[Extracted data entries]
BEGIN
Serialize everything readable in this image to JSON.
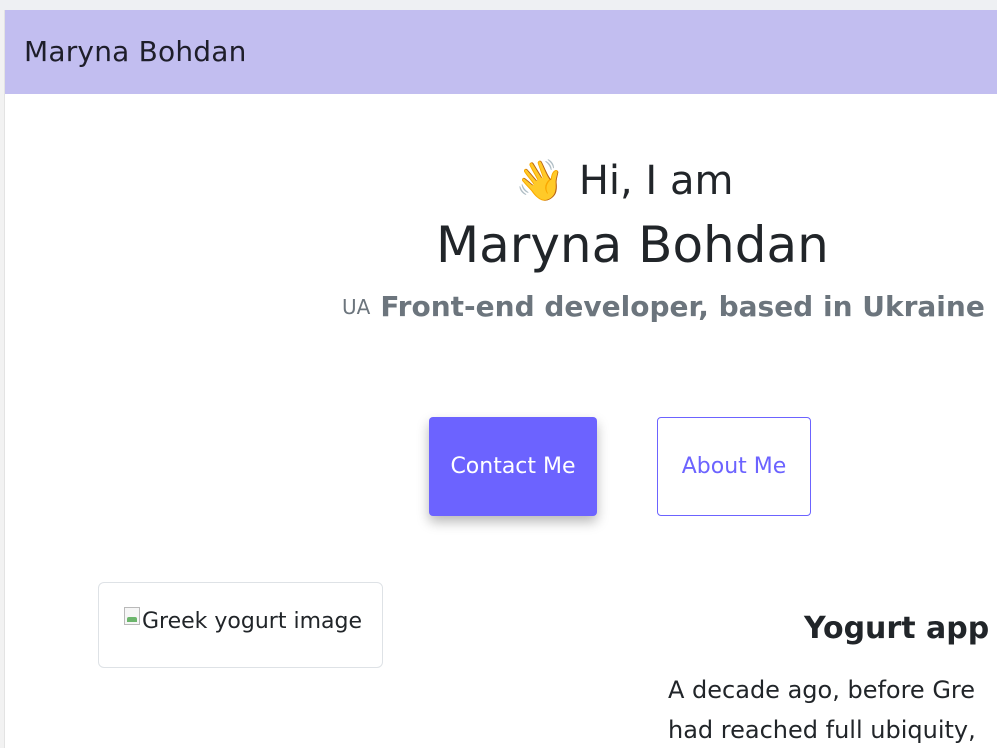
{
  "navbar": {
    "brand": "Maryna Bohdan"
  },
  "hero": {
    "wave_emoji": "👋",
    "greeting": "Hi, I am",
    "name": "Maryna Bohdan",
    "flag_text": "UA",
    "tagline": "Front-end developer, based in Ukraine"
  },
  "actions": {
    "contact_label": "Contact Me",
    "about_label": "About Me"
  },
  "project": {
    "image_alt": "Greek yogurt image",
    "title": "Yogurt app",
    "text_lines": [
      "A decade ago, before Gre",
      "had reached full ubiquity,"
    ]
  },
  "colors": {
    "navbar_bg": "#c2bef0",
    "accent": "#6c63ff"
  }
}
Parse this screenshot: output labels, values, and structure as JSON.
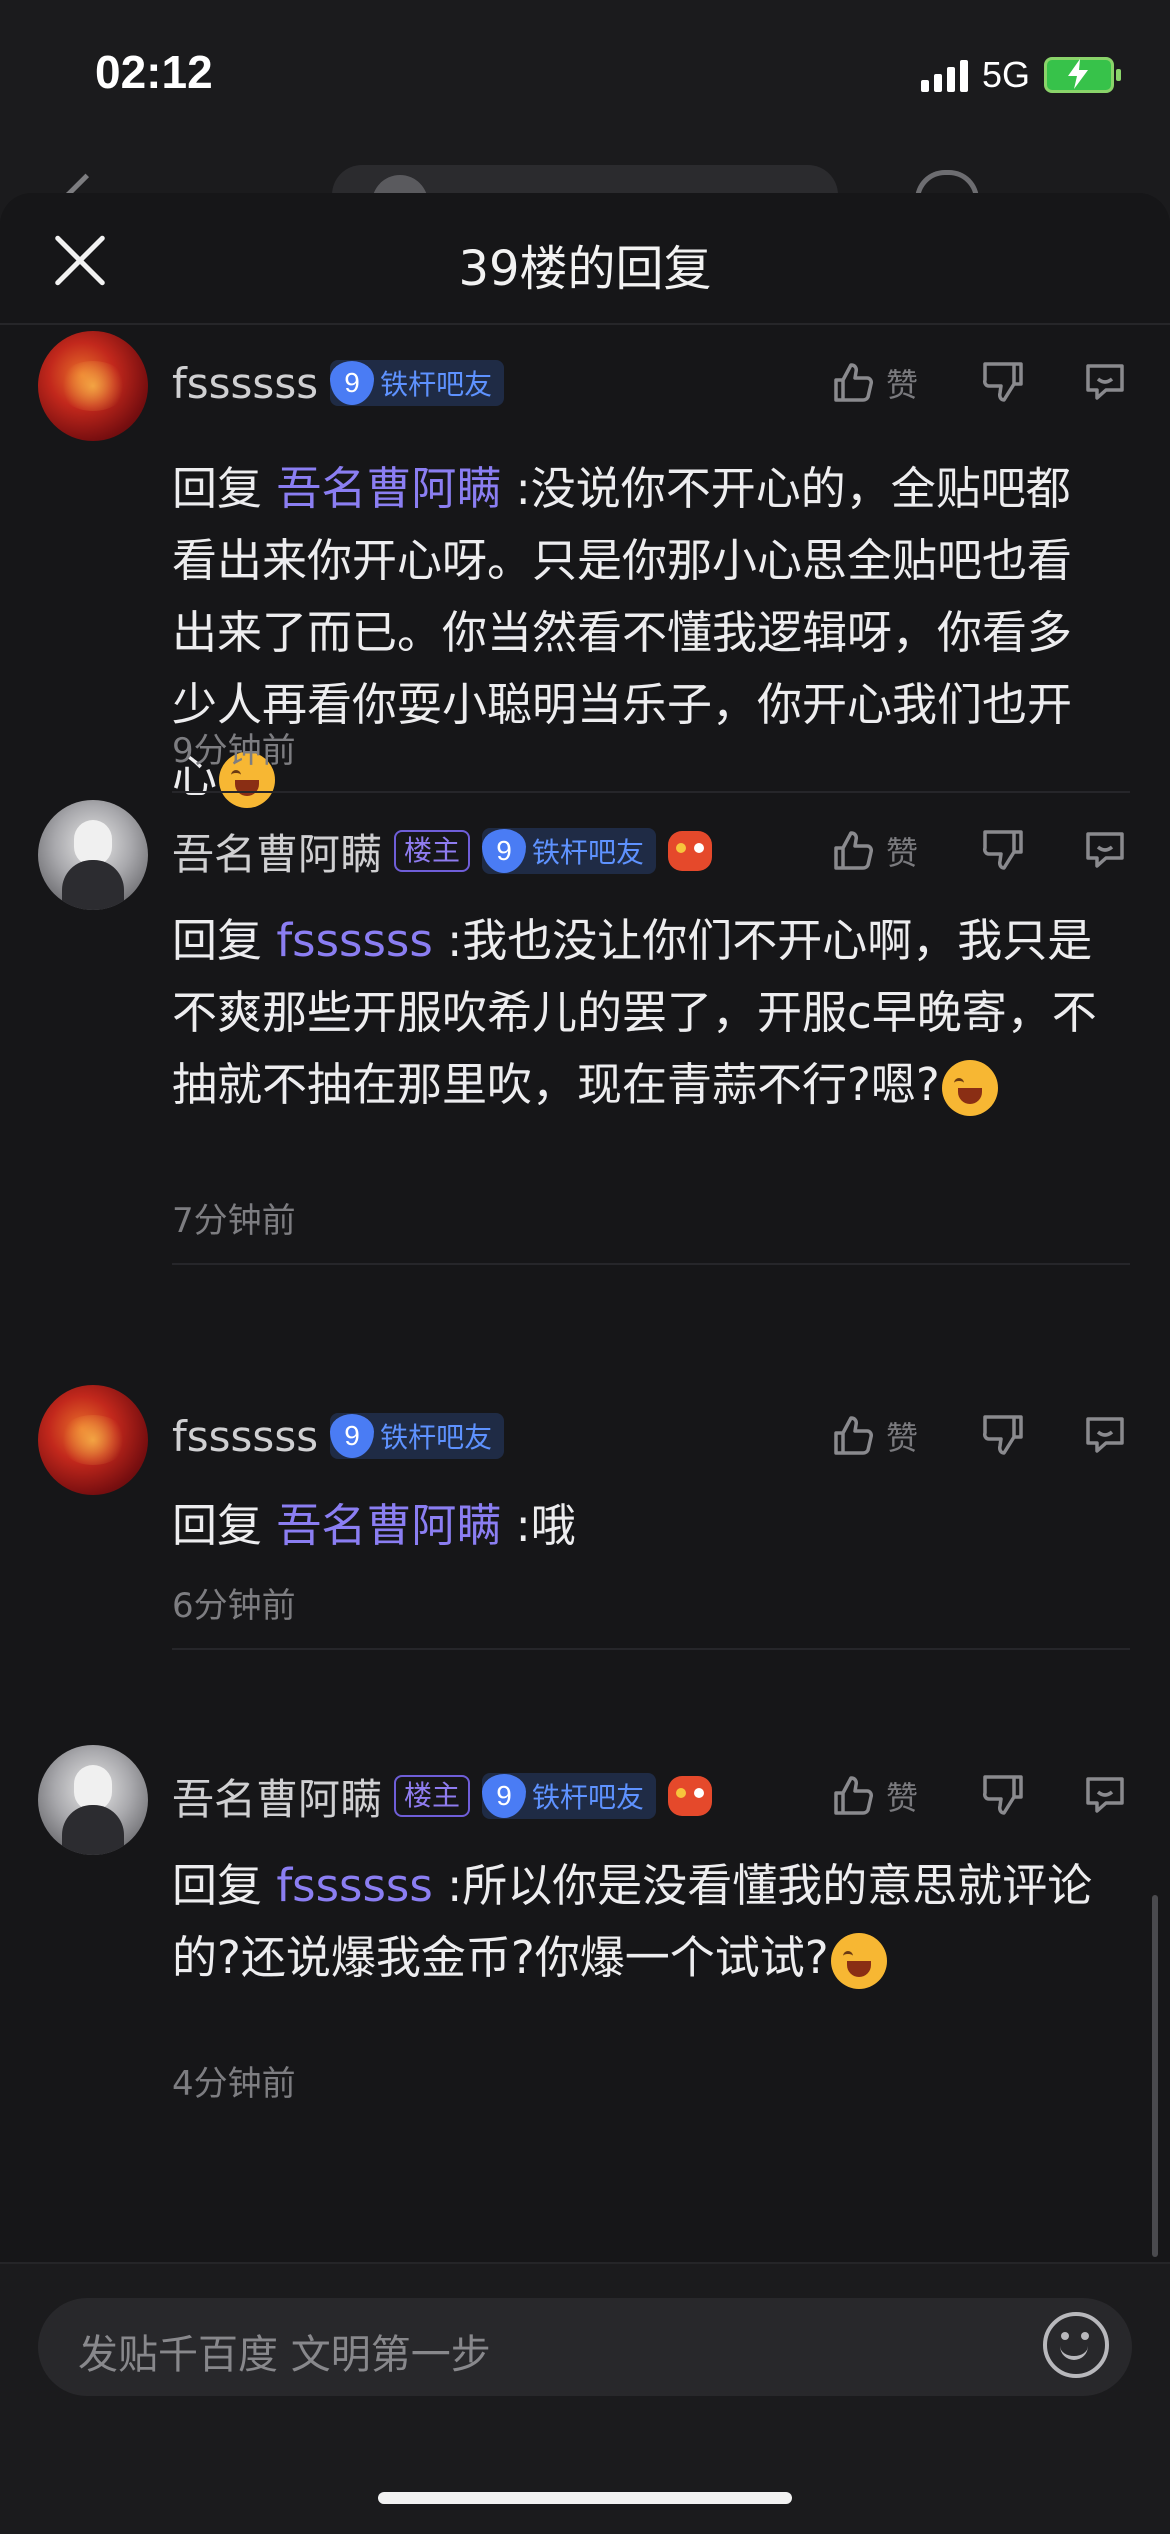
{
  "status": {
    "time": "02:12",
    "network": "5G"
  },
  "sheet": {
    "title": "39楼的回复"
  },
  "comments": [
    {
      "user": "fssssss",
      "owner_badge": "",
      "level": "9",
      "level_label": "铁杆吧友",
      "reply_prefix": "回复 ",
      "mention": "吾名曹阿瞒",
      "text": " :没说你不开心的，全贴吧都看出来你开心呀。只是你那小心思全贴吧也看出来了而已。你当然看不懂我逻辑呀，你看多少人再看你耍小聪明当乐子，你开心我们也开心",
      "time": "9分钟前",
      "like_label": "赞"
    },
    {
      "user": "吾名曹阿瞒",
      "owner_badge": "楼主",
      "level": "9",
      "level_label": "铁杆吧友",
      "reply_prefix": "回复 ",
      "mention": "fssssss",
      "text": " :我也没让你们不开心啊，我只是不爽那些开服吹希儿的罢了，开服c早晚寄，不抽就不抽在那里吹，现在青蒜不行?嗯?",
      "time": "7分钟前",
      "like_label": "赞"
    },
    {
      "user": "fssssss",
      "owner_badge": "",
      "level": "9",
      "level_label": "铁杆吧友",
      "reply_prefix": "回复 ",
      "mention": "吾名曹阿瞒",
      "text": " :哦",
      "time": "6分钟前",
      "like_label": "赞"
    },
    {
      "user": "吾名曹阿瞒",
      "owner_badge": "楼主",
      "level": "9",
      "level_label": "铁杆吧友",
      "reply_prefix": "回复 ",
      "mention": "fssssss",
      "text": " :所以你是没看懂我的意思就评论的?还说爆我金币?你爆一个试试?",
      "time": "4分钟前",
      "like_label": "赞"
    }
  ],
  "input": {
    "placeholder": "发贴千百度 文明第一步"
  },
  "icons": {
    "close": "close-icon",
    "like": "thumbs-up-icon",
    "dislike": "thumbs-down-icon",
    "reply": "reply-bubble-icon",
    "emoji": "emoji-icon",
    "level": "shield-icon",
    "game": "game-controller-icon"
  }
}
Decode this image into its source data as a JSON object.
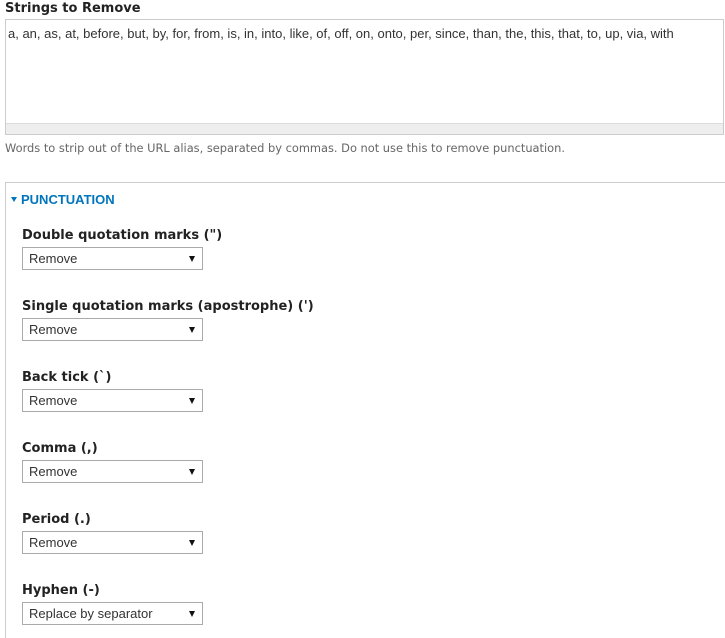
{
  "strings_to_remove": {
    "label": "Strings to Remove",
    "value": "a, an, as, at, before, but, by, for, from, is, in, into, like, of, off, on, onto, per, since, than, the, this, that, to, up, via, with",
    "description": "Words to strip out of the URL alias, separated by commas. Do not use this to remove punctuation."
  },
  "punctuation": {
    "legend": "PUNCTUATION",
    "fields": [
      {
        "label": "Double quotation marks (\")",
        "selected": "Remove"
      },
      {
        "label": "Single quotation marks (apostrophe) (')",
        "selected": "Remove"
      },
      {
        "label": "Back tick (`)",
        "selected": "Remove"
      },
      {
        "label": "Comma (,)",
        "selected": "Remove"
      },
      {
        "label": "Period (.)",
        "selected": "Remove"
      },
      {
        "label": "Hyphen (-)",
        "selected": "Replace by separator"
      }
    ]
  },
  "colors": {
    "accent": "#0074bd",
    "border": "#cccccc",
    "help_text": "#666666"
  }
}
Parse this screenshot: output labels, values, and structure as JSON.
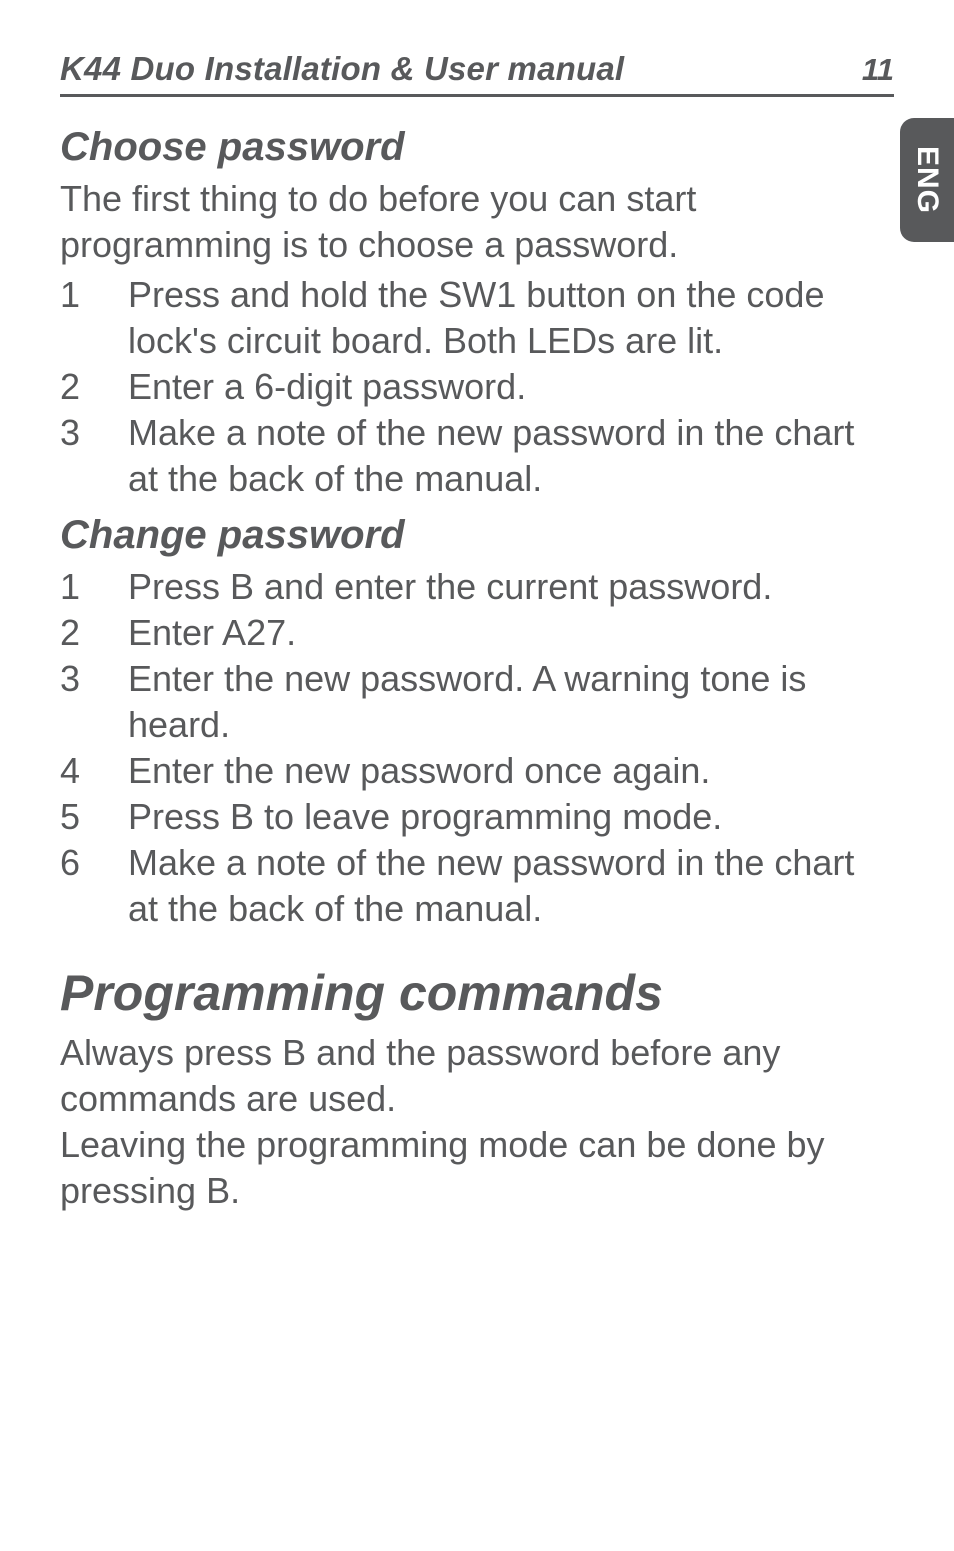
{
  "header": {
    "title": "K44 Duo Installation & User manual",
    "page_number": "11"
  },
  "side_tab": "ENG",
  "section_choose": {
    "heading": "Choose password",
    "intro": "The first thing to do before you can start programming is to choose a password.",
    "items": [
      {
        "n": "1",
        "t": "Press and hold the SW1 button on the code lock's circuit board. Both LEDs are lit."
      },
      {
        "n": "2",
        "t": "Enter a 6-digit password."
      },
      {
        "n": "3",
        "t": "Make a note of the new password in the chart at the back of the manual."
      }
    ]
  },
  "section_change": {
    "heading": "Change password",
    "items": [
      {
        "n": "1",
        "t": "Press B and enter the current password."
      },
      {
        "n": "2",
        "t": "Enter A27."
      },
      {
        "n": "3",
        "t": "Enter the new password. A warning tone is heard."
      },
      {
        "n": "4",
        "t": "Enter the new password once again."
      },
      {
        "n": "5",
        "t": "Press B to leave programming mode."
      },
      {
        "n": "6",
        "t": "Make a note of the new password in the chart at the back of the manual."
      }
    ]
  },
  "section_prog": {
    "heading": "Programming commands",
    "para1": "Always press B and the password before any commands are used.",
    "para2": "Leaving the programming mode can be done by pressing B."
  }
}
END
• [THE REQUEST] Do not copy the pictures, but repeat every line exactly.

• [SOLVED EXERCISE]
Serialize everything readable in this image to JSON.
{
  "navbar": {
    "brand": "Maryna Bohdan"
  },
  "hero": {
    "wave_emoji": "👋",
    "greeting": "Hi, I am",
    "name": "Maryna Bohdan",
    "flag_text": "UA",
    "tagline": "Front-end developer, based in Ukraine"
  },
  "actions": {
    "contact_label": "Contact Me",
    "about_label": "About Me"
  },
  "project": {
    "image_alt": "Greek yogurt image",
    "title": "Yogurt app",
    "text_lines": [
      "A decade ago, before Gre",
      "had reached full ubiquity,"
    ]
  },
  "colors": {
    "navbar_bg": "#c2bef0",
    "accent": "#6c63ff"
  }
}
Parse this screenshot: output labels, values, and structure as JSON.
{
  "status": {
    "time": "02:12",
    "network": "5G"
  },
  "sheet": {
    "title": "39楼的回复"
  },
  "comments": [
    {
      "user": "fssssss",
      "owner_badge": "",
      "level": "9",
      "level_label": "铁杆吧友",
      "reply_prefix": "回复 ",
      "mention": "吾名曹阿瞒",
      "text": " :没说你不开心的，全贴吧都看出来你开心呀。只是你那小心思全贴吧也看出来了而已。你当然看不懂我逻辑呀，你看多少人再看你耍小聪明当乐子，你开心我们也开心",
      "time": "9分钟前",
      "like_label": "赞"
    },
    {
      "user": "吾名曹阿瞒",
      "owner_badge": "楼主",
      "level": "9",
      "level_label": "铁杆吧友",
      "reply_prefix": "回复 ",
      "mention": "fssssss",
      "text": " :我也没让你们不开心啊，我只是不爽那些开服吹希儿的罢了，开服c早晚寄，不抽就不抽在那里吹，现在青蒜不行?嗯?",
      "time": "7分钟前",
      "like_label": "赞"
    },
    {
      "user": "fssssss",
      "owner_badge": "",
      "level": "9",
      "level_label": "铁杆吧友",
      "reply_prefix": "回复 ",
      "mention": "吾名曹阿瞒",
      "text": " :哦",
      "time": "6分钟前",
      "like_label": "赞"
    },
    {
      "user": "吾名曹阿瞒",
      "owner_badge": "楼主",
      "level": "9",
      "level_label": "铁杆吧友",
      "reply_prefix": "回复 ",
      "mention": "fssssss",
      "text": " :所以你是没看懂我的意思就评论的?还说爆我金币?你爆一个试试?",
      "time": "4分钟前",
      "like_label": "赞"
    }
  ],
  "input": {
    "placeholder": "发贴千百度 文明第一步"
  },
  "icons": {
    "close": "close-icon",
    "like": "thumbs-up-icon",
    "dislike": "thumbs-down-icon",
    "reply": "reply-bubble-icon",
    "emoji": "emoji-icon",
    "level": "shield-icon",
    "game": "game-controller-icon"
  }
}
Decode this image into its source data as a JSON object.
{
  "strings_to_remove": {
    "label": "Strings to Remove",
    "value": "a, an, as, at, before, but, by, for, from, is, in, into, like, of, off, on, onto, per, since, than, the, this, that, to, up, via, with",
    "description": "Words to strip out of the URL alias, separated by commas. Do not use this to remove punctuation."
  },
  "punctuation": {
    "legend": "PUNCTUATION",
    "fields": [
      {
        "label": "Double quotation marks (\")",
        "selected": "Remove"
      },
      {
        "label": "Single quotation marks (apostrophe) (')",
        "selected": "Remove"
      },
      {
        "label": "Back tick (`)",
        "selected": "Remove"
      },
      {
        "label": "Comma (,)",
        "selected": "Remove"
      },
      {
        "label": "Period (.)",
        "selected": "Remove"
      },
      {
        "label": "Hyphen (-)",
        "selected": "Replace by separator"
      }
    ]
  },
  "colors": {
    "accent": "#0074bd",
    "border": "#cccccc",
    "help_text": "#666666"
  }
}
Parse this screenshot: output labels, values, and structure as JSON.
{
  "header": {
    "title": "K44 Duo Installation & User manual",
    "page_number": "11"
  },
  "side_tab": "ENG",
  "section_choose": {
    "heading": "Choose password",
    "intro": "The first thing to do before you can start programming is to choose a password.",
    "items": [
      {
        "n": "1",
        "t": "Press and hold the SW1 button on the code lock's circuit board. Both LEDs are lit."
      },
      {
        "n": "2",
        "t": "Enter a 6-digit password."
      },
      {
        "n": "3",
        "t": "Make a note of the new password in the chart at the back of the manual."
      }
    ]
  },
  "section_change": {
    "heading": "Change password",
    "items": [
      {
        "n": "1",
        "t": "Press B and enter the current password."
      },
      {
        "n": "2",
        "t": "Enter A27."
      },
      {
        "n": "3",
        "t": "Enter the new password. A warning tone is heard."
      },
      {
        "n": "4",
        "t": "Enter the new password once again."
      },
      {
        "n": "5",
        "t": "Press B to leave programming mode."
      },
      {
        "n": "6",
        "t": "Make a note of the new password in the chart at the back of the manual."
      }
    ]
  },
  "section_prog": {
    "heading": "Programming commands",
    "para1": "Always press B and the password before any commands are used.",
    "para2": "Leaving the programming mode can be done by pressing B."
  }
}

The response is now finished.